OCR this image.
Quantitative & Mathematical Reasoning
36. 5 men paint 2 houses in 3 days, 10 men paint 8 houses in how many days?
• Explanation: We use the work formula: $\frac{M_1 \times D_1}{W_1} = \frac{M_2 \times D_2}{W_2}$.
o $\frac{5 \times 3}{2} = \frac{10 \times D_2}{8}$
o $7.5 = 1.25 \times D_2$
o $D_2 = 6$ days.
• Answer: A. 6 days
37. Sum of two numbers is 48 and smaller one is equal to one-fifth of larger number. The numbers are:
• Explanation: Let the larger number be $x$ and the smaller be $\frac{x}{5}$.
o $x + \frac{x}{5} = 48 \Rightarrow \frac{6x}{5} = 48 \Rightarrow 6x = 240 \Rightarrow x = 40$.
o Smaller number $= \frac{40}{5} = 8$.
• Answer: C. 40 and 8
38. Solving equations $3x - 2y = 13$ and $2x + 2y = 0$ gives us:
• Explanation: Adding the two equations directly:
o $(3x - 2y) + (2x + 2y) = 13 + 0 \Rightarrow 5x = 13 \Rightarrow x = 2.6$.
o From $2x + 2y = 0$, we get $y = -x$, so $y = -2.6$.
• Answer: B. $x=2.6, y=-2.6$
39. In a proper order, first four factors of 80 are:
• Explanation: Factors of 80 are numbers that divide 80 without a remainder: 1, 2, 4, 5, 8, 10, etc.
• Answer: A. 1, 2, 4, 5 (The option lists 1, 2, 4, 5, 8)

■ ■ ■

_Directive:_
Take the entries and copy them out exactly.

_Solution to the problem:_
OCR this image.
Quantitative & Mathematical Reasoning
36. 5 men paint 2 houses in 3 days, 10 men paint 8 houses in how many days?
• Explanation: We use the work formula: $\frac{M_1 \times D_1}{W_1} = \frac{M_2 \times D_2}{W_2}$.
o $\frac{5 \times 3}{2} = \frac{10 \times D_2}{8}$
o $7.5 = 1.25 \times D_2$
o $D_2 = 6$ days.
• Answer: A. 6 days
37. Sum of two numbers is 48 and smaller one is equal to one-fifth of larger number. The numbers are:
• Explanation: Let the larger number be $x$ and the smaller be $\frac{x}{5}$.
o $x + \frac{x}{5} = 48 \Rightarrow \frac{6x}{5} = 48 \Rightarrow 6x = 240 \Rightarrow x = 40$.
o Smaller number $= \frac{40}{5} = 8$.
• Answer: C. 40 and 8
38. Solving equations $3x - 2y = 13$ and $2x + 2y = 0$ gives us:
• Explanation: Adding the two equations directly:
o $(3x - 2y) + (2x + 2y) = 13 + 0 \Rightarrow 5x = 13 \Rightarrow x = 2.6$.
o From $2x + 2y = 0$, we get $y = -x$, so $y = -2.6$.
• Answer: B. $x=2.6, y=-2.6$
39. In a proper order, first four factors of 80 are:
• Explanation: Factors of 80 are numbers that divide 80 without a remainder: 1, 2, 4, 5, 8, 10, etc.
• Answer: A. 1, 2, 4, 5 (The option lists 1, 2, 4, 5, 8)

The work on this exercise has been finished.